* Problem *
Output the data below in full, character for character.

* Records provided *
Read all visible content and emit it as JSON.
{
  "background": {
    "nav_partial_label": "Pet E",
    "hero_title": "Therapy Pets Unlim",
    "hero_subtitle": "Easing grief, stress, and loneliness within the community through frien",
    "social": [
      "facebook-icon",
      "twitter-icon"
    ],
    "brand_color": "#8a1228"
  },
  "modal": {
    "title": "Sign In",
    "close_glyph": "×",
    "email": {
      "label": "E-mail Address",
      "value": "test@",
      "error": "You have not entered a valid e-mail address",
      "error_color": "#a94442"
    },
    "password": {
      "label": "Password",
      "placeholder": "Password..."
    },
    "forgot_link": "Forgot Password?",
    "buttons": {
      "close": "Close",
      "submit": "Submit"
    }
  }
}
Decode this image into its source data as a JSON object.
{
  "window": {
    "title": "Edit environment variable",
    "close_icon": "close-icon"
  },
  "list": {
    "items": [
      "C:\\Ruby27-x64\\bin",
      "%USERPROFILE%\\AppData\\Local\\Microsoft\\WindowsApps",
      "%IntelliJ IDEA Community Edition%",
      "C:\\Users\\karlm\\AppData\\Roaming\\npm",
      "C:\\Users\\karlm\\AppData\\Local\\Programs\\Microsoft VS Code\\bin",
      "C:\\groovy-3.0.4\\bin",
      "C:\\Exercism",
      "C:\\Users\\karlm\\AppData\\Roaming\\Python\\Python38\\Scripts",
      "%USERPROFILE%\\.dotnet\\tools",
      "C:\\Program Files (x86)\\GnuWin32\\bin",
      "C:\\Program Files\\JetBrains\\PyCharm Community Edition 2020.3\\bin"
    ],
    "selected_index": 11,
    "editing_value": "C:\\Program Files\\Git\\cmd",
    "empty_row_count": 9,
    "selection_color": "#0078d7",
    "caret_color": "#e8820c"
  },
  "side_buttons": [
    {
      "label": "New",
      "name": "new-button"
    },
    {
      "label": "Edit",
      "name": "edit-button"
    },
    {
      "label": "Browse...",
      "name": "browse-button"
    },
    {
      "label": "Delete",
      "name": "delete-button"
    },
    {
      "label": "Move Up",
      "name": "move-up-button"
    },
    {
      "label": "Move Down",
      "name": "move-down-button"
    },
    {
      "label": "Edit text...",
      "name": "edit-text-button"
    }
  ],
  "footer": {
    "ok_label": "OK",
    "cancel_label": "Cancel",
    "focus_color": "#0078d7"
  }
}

* Solution to this exercise *
Read all visible content and emit it as JSON.
{
  "background": {
    "nav_partial_label": "Pet E",
    "hero_title": "Therapy Pets Unlim",
    "hero_subtitle": "Easing grief, stress, and loneliness within the community through frien",
    "social": [
      "facebook-icon",
      "twitter-icon"
    ],
    "brand_color": "#8a1228"
  },
  "modal": {
    "title": "Sign In",
    "close_glyph": "×",
    "email": {
      "label": "E-mail Address",
      "value": "test@",
      "error": "You have not entered a valid e-mail address",
      "error_color": "#a94442"
    },
    "password": {
      "label": "Password",
      "placeholder": "Password..."
    },
    "forgot_link": "Forgot Password?",
    "buttons": {
      "close": "Close",
      "submit": "Submit"
    }
  }
}
Decode this image into its source data as a JSON object.
{
  "window": {
    "title": "Edit environment variable",
    "close_icon": "close-icon"
  },
  "list": {
    "items": [
      "C:\\Ruby27-x64\\bin",
      "%USERPROFILE%\\AppData\\Local\\Microsoft\\WindowsApps",
      "%IntelliJ IDEA Community Edition%",
      "C:\\Users\\karlm\\AppData\\Roaming\\npm",
      "C:\\Users\\karlm\\AppData\\Local\\Programs\\Microsoft VS Code\\bin",
      "C:\\groovy-3.0.4\\bin",
      "C:\\Exercism",
      "C:\\Users\\karlm\\AppData\\Roaming\\Python\\Python38\\Scripts",
      "%USERPROFILE%\\.dotnet\\tools",
      "C:\\Program Files (x86)\\GnuWin32\\bin",
      "C:\\Program Files\\JetBrains\\PyCharm Community Edition 2020.3\\bin"
    ],
    "selected_index": 11,
    "editing_value": "C:\\Program Files\\Git\\cmd",
    "empty_row_count": 9,
    "selection_color": "#0078d7",
    "caret_color": "#e8820c"
  },
  "side_buttons": [
    {
      "label": "New",
      "name": "new-button"
    },
    {
      "label": "Edit",
      "name": "edit-button"
    },
    {
      "label": "Browse...",
      "name": "browse-button"
    },
    {
      "label": "Delete",
      "name": "delete-button"
    },
    {
      "label": "Move Up",
      "name": "move-up-button"
    },
    {
      "label": "Move Down",
      "name": "move-down-button"
    },
    {
      "label": "Edit text...",
      "name": "edit-text-button"
    }
  ],
  "footer": {
    "ok_label": "OK",
    "cancel_label": "Cancel",
    "focus_color": "#0078d7"
  }
}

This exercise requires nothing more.